▶ **Data to use**:
····················
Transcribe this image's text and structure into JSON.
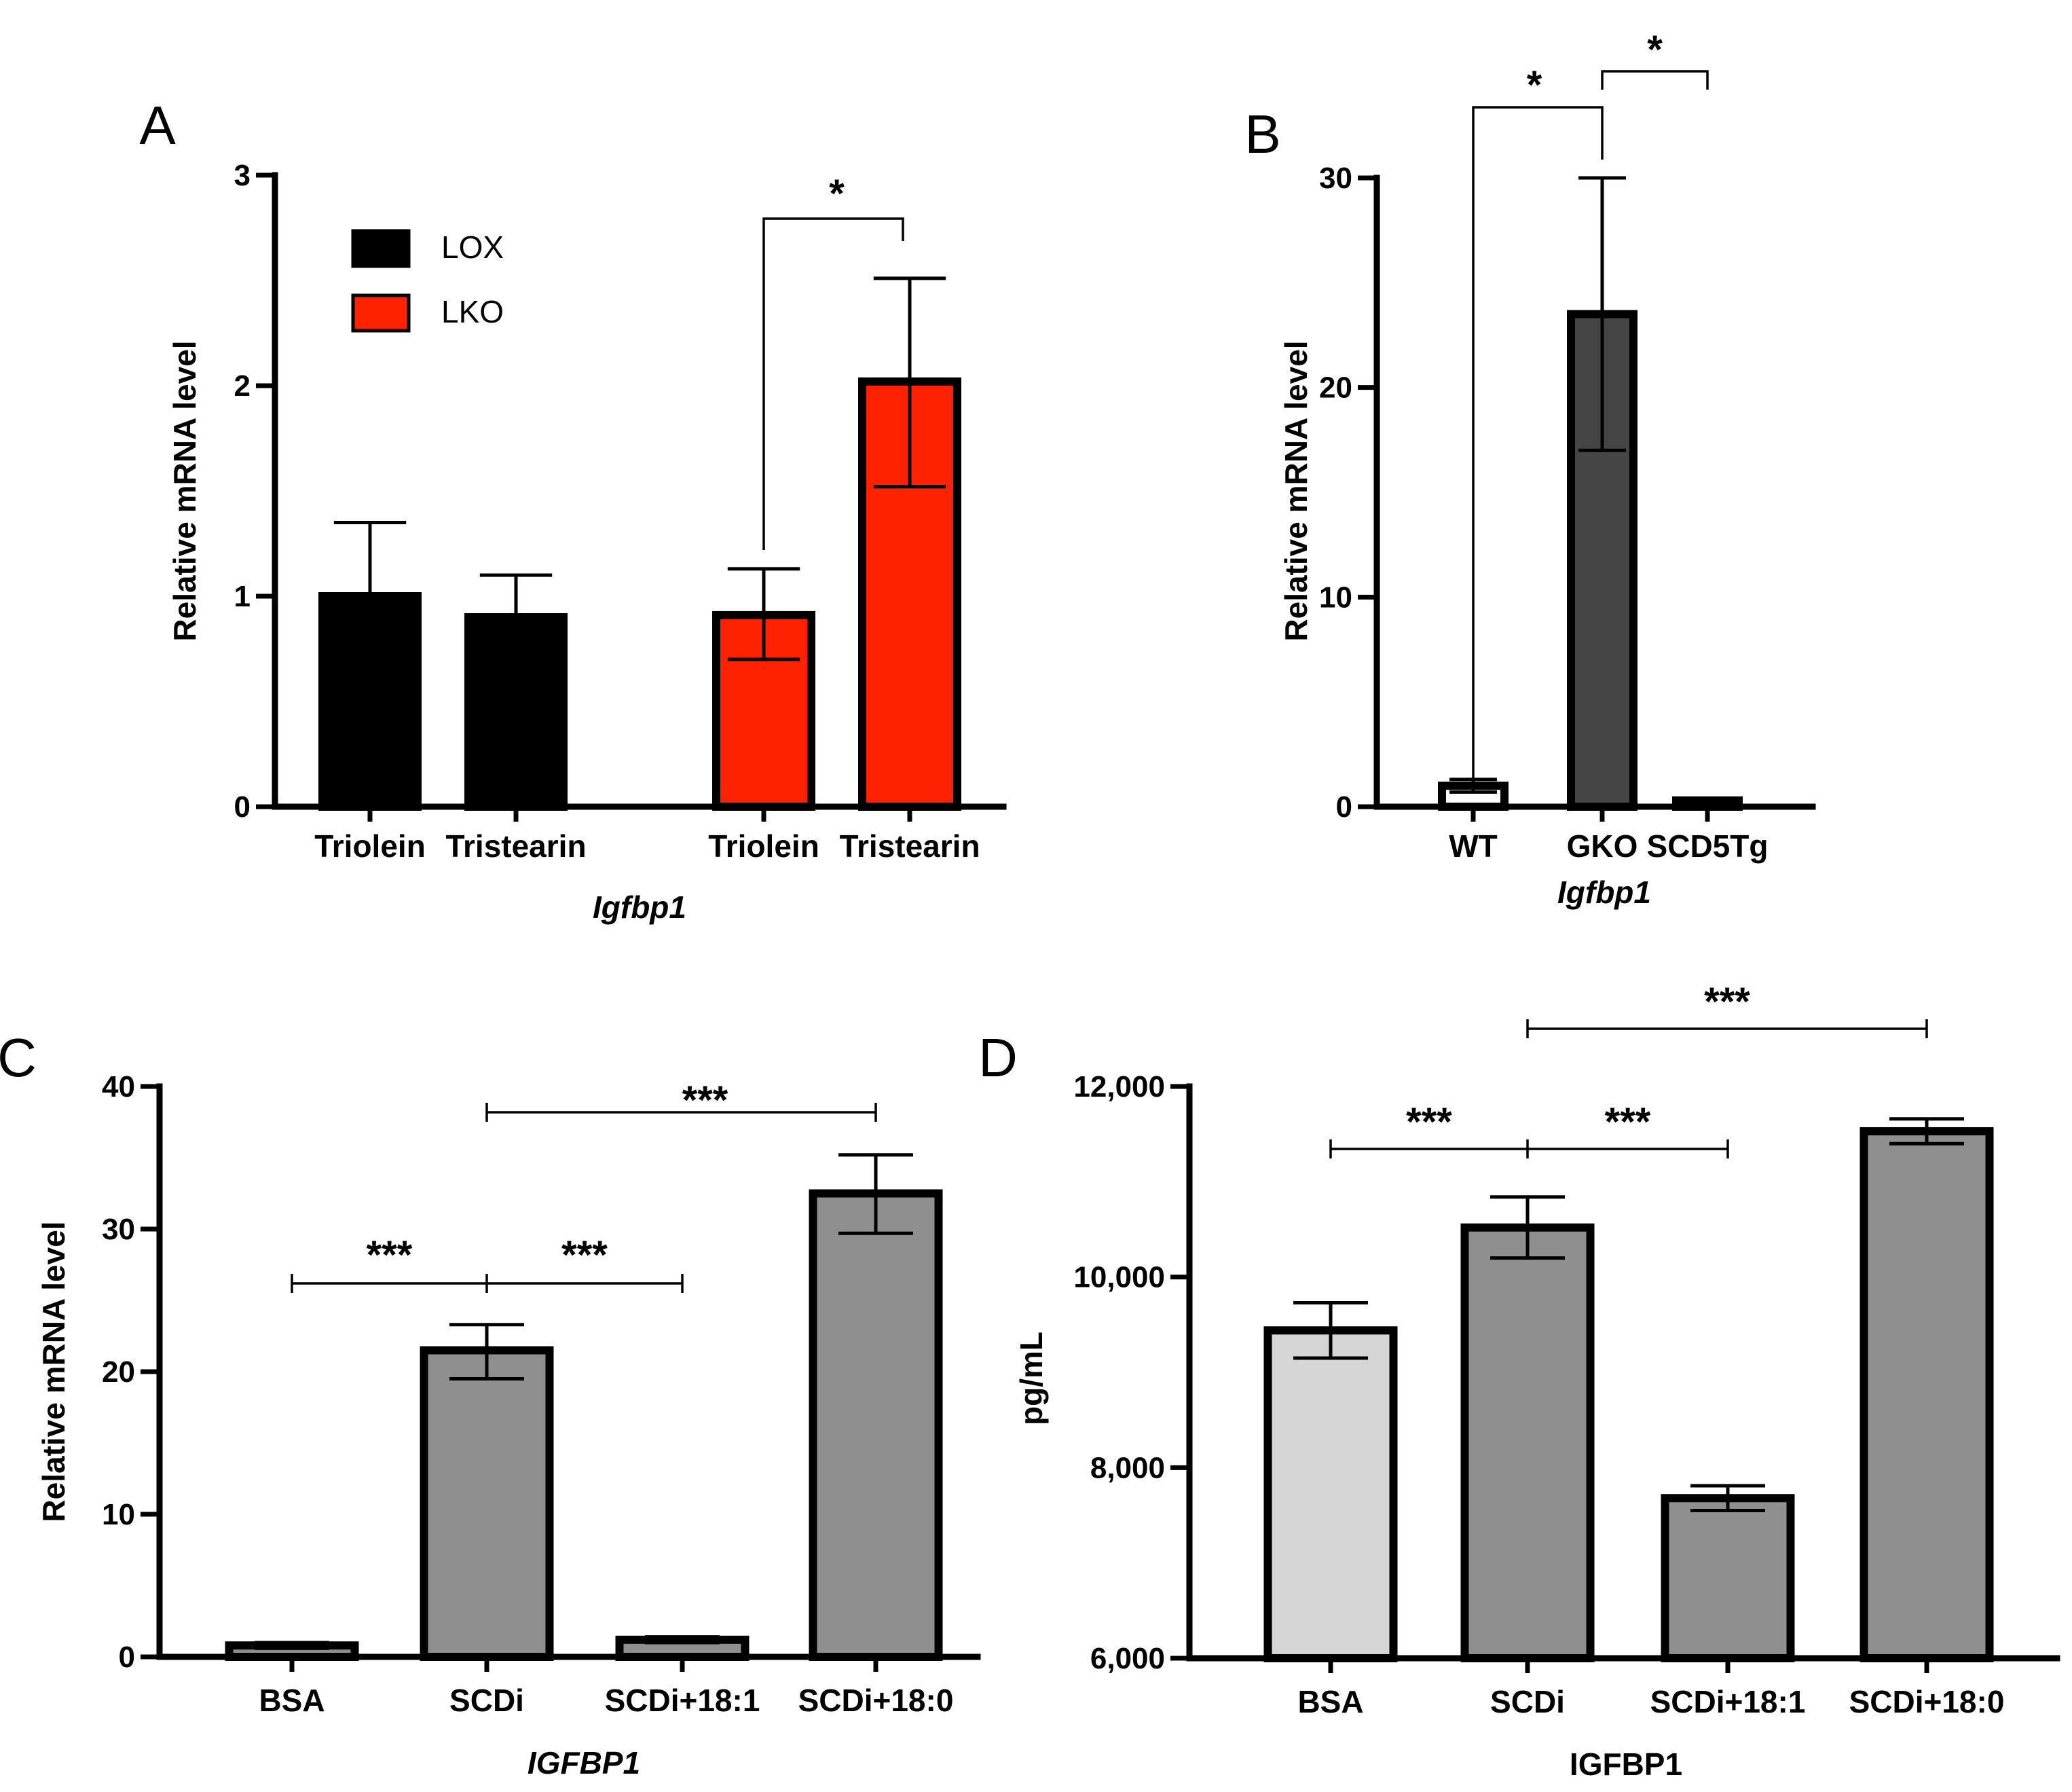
{
  "colors": {
    "lox": "#000000",
    "lko": "#ff2200",
    "wt": "#ffffff",
    "gko": "#454545",
    "scd5tg": "#d9d9d9",
    "grey_bar": "#8f8f8f",
    "bsa_light": "#d6d6d6",
    "axis": "#000000"
  },
  "chart_data": [
    {
      "panel": "A",
      "type": "bar",
      "ylabel": "Relative mRNA level",
      "xlabel": "Igfbp1",
      "ylim": [
        0,
        3
      ],
      "yticks": [
        "0",
        "1",
        "2",
        "3"
      ],
      "legend": {
        "placement": "top-left",
        "entries": [
          {
            "label": "LOX",
            "color_key": "lox"
          },
          {
            "label": "LKO",
            "color_key": "lko"
          }
        ]
      },
      "bars": [
        {
          "label": "Triolein",
          "group": "LOX",
          "value": 1.0,
          "err_low": 0.0,
          "err_high": 0.35,
          "color_key": "lox"
        },
        {
          "label": "Tristearin",
          "group": "LOX",
          "value": 0.9,
          "err_low": 0.0,
          "err_high": 0.2,
          "color_key": "lox"
        },
        {
          "label": "Triolein",
          "group": "LKO",
          "value": 0.91,
          "err_low": 0.21,
          "err_high": 0.22,
          "color_key": "lko"
        },
        {
          "label": "Tristearin",
          "group": "LKO",
          "value": 2.02,
          "err_low": 0.5,
          "err_high": 0.49,
          "color_key": "lko"
        }
      ],
      "significance": [
        {
          "from": 2,
          "to": 3,
          "label": "*"
        }
      ]
    },
    {
      "panel": "B",
      "type": "bar",
      "ylabel": "Relative mRNA level",
      "xlabel": "Igfbp1",
      "ylim": [
        0,
        30
      ],
      "yticks": [
        "0",
        "10",
        "20",
        "30"
      ],
      "bars": [
        {
          "label": "WT",
          "value": 1.0,
          "err_low": 0.3,
          "err_high": 0.3,
          "color_key": "wt"
        },
        {
          "label": "GKO",
          "value": 23.5,
          "err_low": 6.5,
          "err_high": 6.5,
          "color_key": "gko"
        },
        {
          "label": "SCD5Tg",
          "value": 0.3,
          "err_low": 0.1,
          "err_high": 0.1,
          "color_key": "scd5tg"
        }
      ],
      "significance": [
        {
          "from": 0,
          "to": 1,
          "label": "*"
        },
        {
          "from": 1,
          "to": 2,
          "label": "*"
        }
      ]
    },
    {
      "panel": "C",
      "type": "bar",
      "ylabel": "Relative mRNA level",
      "xlabel": "IGFBP1",
      "ylim": [
        0,
        40
      ],
      "yticks": [
        "0",
        "10",
        "20",
        "30",
        "40"
      ],
      "bars": [
        {
          "label": "BSA",
          "value": 0.8,
          "err_low": 0.2,
          "err_high": 0.2,
          "color_key": "grey_bar"
        },
        {
          "label": "SCDi",
          "value": 21.5,
          "err_low": 2.0,
          "err_high": 1.8,
          "color_key": "grey_bar"
        },
        {
          "label": "SCDi+18:1",
          "value": 1.2,
          "err_low": 0.2,
          "err_high": 0.2,
          "color_key": "grey_bar"
        },
        {
          "label": "SCDi+18:0",
          "value": 32.5,
          "err_low": 2.8,
          "err_high": 2.7,
          "color_key": "grey_bar"
        }
      ],
      "significance": [
        {
          "from": 0,
          "to": 1,
          "label": "***"
        },
        {
          "from": 1,
          "to": 2,
          "label": "***"
        },
        {
          "from": 1,
          "to": 3,
          "label": "***"
        }
      ]
    },
    {
      "panel": "D",
      "type": "bar",
      "ylabel": "pg/mL",
      "xlabel": "IGFBP1",
      "ylim": [
        6000,
        12000
      ],
      "yticks": [
        "6,000",
        "8,000",
        "10,000",
        "12,000"
      ],
      "bars": [
        {
          "label": "BSA",
          "value": 9440,
          "err_low": 290,
          "err_high": 290,
          "color_key": "bsa_light"
        },
        {
          "label": "SCDi",
          "value": 10520,
          "err_low": 320,
          "err_high": 320,
          "color_key": "grey_bar"
        },
        {
          "label": "SCDi+18:1",
          "value": 7680,
          "err_low": 130,
          "err_high": 130,
          "color_key": "grey_bar"
        },
        {
          "label": "SCDi+18:0",
          "value": 11530,
          "err_low": 130,
          "err_high": 130,
          "color_key": "grey_bar"
        }
      ],
      "significance": [
        {
          "from": 0,
          "to": 1,
          "label": "***"
        },
        {
          "from": 1,
          "to": 2,
          "label": "***"
        },
        {
          "from": 1,
          "to": 3,
          "label": "***"
        }
      ]
    }
  ]
}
····················
▶ **What the exercise asks**:
With the images removed, give back every entry exactly as shown.

▶ **Output for this exercise**:
Transcribe this image's text and structure into JSON.
{
  "colors": {
    "lox": "#000000",
    "lko": "#ff2200",
    "wt": "#ffffff",
    "gko": "#454545",
    "scd5tg": "#d9d9d9",
    "grey_bar": "#8f8f8f",
    "bsa_light": "#d6d6d6",
    "axis": "#000000"
  },
  "chart_data": [
    {
      "panel": "A",
      "type": "bar",
      "ylabel": "Relative mRNA level",
      "xlabel": "Igfbp1",
      "ylim": [
        0,
        3
      ],
      "yticks": [
        "0",
        "1",
        "2",
        "3"
      ],
      "legend": {
        "placement": "top-left",
        "entries": [
          {
            "label": "LOX",
            "color_key": "lox"
          },
          {
            "label": "LKO",
            "color_key": "lko"
          }
        ]
      },
      "bars": [
        {
          "label": "Triolein",
          "group": "LOX",
          "value": 1.0,
          "err_low": 0.0,
          "err_high": 0.35,
          "color_key": "lox"
        },
        {
          "label": "Tristearin",
          "group": "LOX",
          "value": 0.9,
          "err_low": 0.0,
          "err_high": 0.2,
          "color_key": "lox"
        },
        {
          "label": "Triolein",
          "group": "LKO",
          "value": 0.91,
          "err_low": 0.21,
          "err_high": 0.22,
          "color_key": "lko"
        },
        {
          "label": "Tristearin",
          "group": "LKO",
          "value": 2.02,
          "err_low": 0.5,
          "err_high": 0.49,
          "color_key": "lko"
        }
      ],
      "significance": [
        {
          "from": 2,
          "to": 3,
          "label": "*"
        }
      ]
    },
    {
      "panel": "B",
      "type": "bar",
      "ylabel": "Relative mRNA level",
      "xlabel": "Igfbp1",
      "ylim": [
        0,
        30
      ],
      "yticks": [
        "0",
        "10",
        "20",
        "30"
      ],
      "bars": [
        {
          "label": "WT",
          "value": 1.0,
          "err_low": 0.3,
          "err_high": 0.3,
          "color_key": "wt"
        },
        {
          "label": "GKO",
          "value": 23.5,
          "err_low": 6.5,
          "err_high": 6.5,
          "color_key": "gko"
        },
        {
          "label": "SCD5Tg",
          "value": 0.3,
          "err_low": 0.1,
          "err_high": 0.1,
          "color_key": "scd5tg"
        }
      ],
      "significance": [
        {
          "from": 0,
          "to": 1,
          "label": "*"
        },
        {
          "from": 1,
          "to": 2,
          "label": "*"
        }
      ]
    },
    {
      "panel": "C",
      "type": "bar",
      "ylabel": "Relative mRNA level",
      "xlabel": "IGFBP1",
      "ylim": [
        0,
        40
      ],
      "yticks": [
        "0",
        "10",
        "20",
        "30",
        "40"
      ],
      "bars": [
        {
          "label": "BSA",
          "value": 0.8,
          "err_low": 0.2,
          "err_high": 0.2,
          "color_key": "grey_bar"
        },
        {
          "label": "SCDi",
          "value": 21.5,
          "err_low": 2.0,
          "err_high": 1.8,
          "color_key": "grey_bar"
        },
        {
          "label": "SCDi+18:1",
          "value": 1.2,
          "err_low": 0.2,
          "err_high": 0.2,
          "color_key": "grey_bar"
        },
        {
          "label": "SCDi+18:0",
          "value": 32.5,
          "err_low": 2.8,
          "err_high": 2.7,
          "color_key": "grey_bar"
        }
      ],
      "significance": [
        {
          "from": 0,
          "to": 1,
          "label": "***"
        },
        {
          "from": 1,
          "to": 2,
          "label": "***"
        },
        {
          "from": 1,
          "to": 3,
          "label": "***"
        }
      ]
    },
    {
      "panel": "D",
      "type": "bar",
      "ylabel": "pg/mL",
      "xlabel": "IGFBP1",
      "ylim": [
        6000,
        12000
      ],
      "yticks": [
        "6,000",
        "8,000",
        "10,000",
        "12,000"
      ],
      "bars": [
        {
          "label": "BSA",
          "value": 9440,
          "err_low": 290,
          "err_high": 290,
          "color_key": "bsa_light"
        },
        {
          "label": "SCDi",
          "value": 10520,
          "err_low": 320,
          "err_high": 320,
          "color_key": "grey_bar"
        },
        {
          "label": "SCDi+18:1",
          "value": 7680,
          "err_low": 130,
          "err_high": 130,
          "color_key": "grey_bar"
        },
        {
          "label": "SCDi+18:0",
          "value": 11530,
          "err_low": 130,
          "err_high": 130,
          "color_key": "grey_bar"
        }
      ],
      "significance": [
        {
          "from": 0,
          "to": 1,
          "label": "***"
        },
        {
          "from": 1,
          "to": 2,
          "label": "***"
        },
        {
          "from": 1,
          "to": 3,
          "label": "***"
        }
      ]
    }
  ]
}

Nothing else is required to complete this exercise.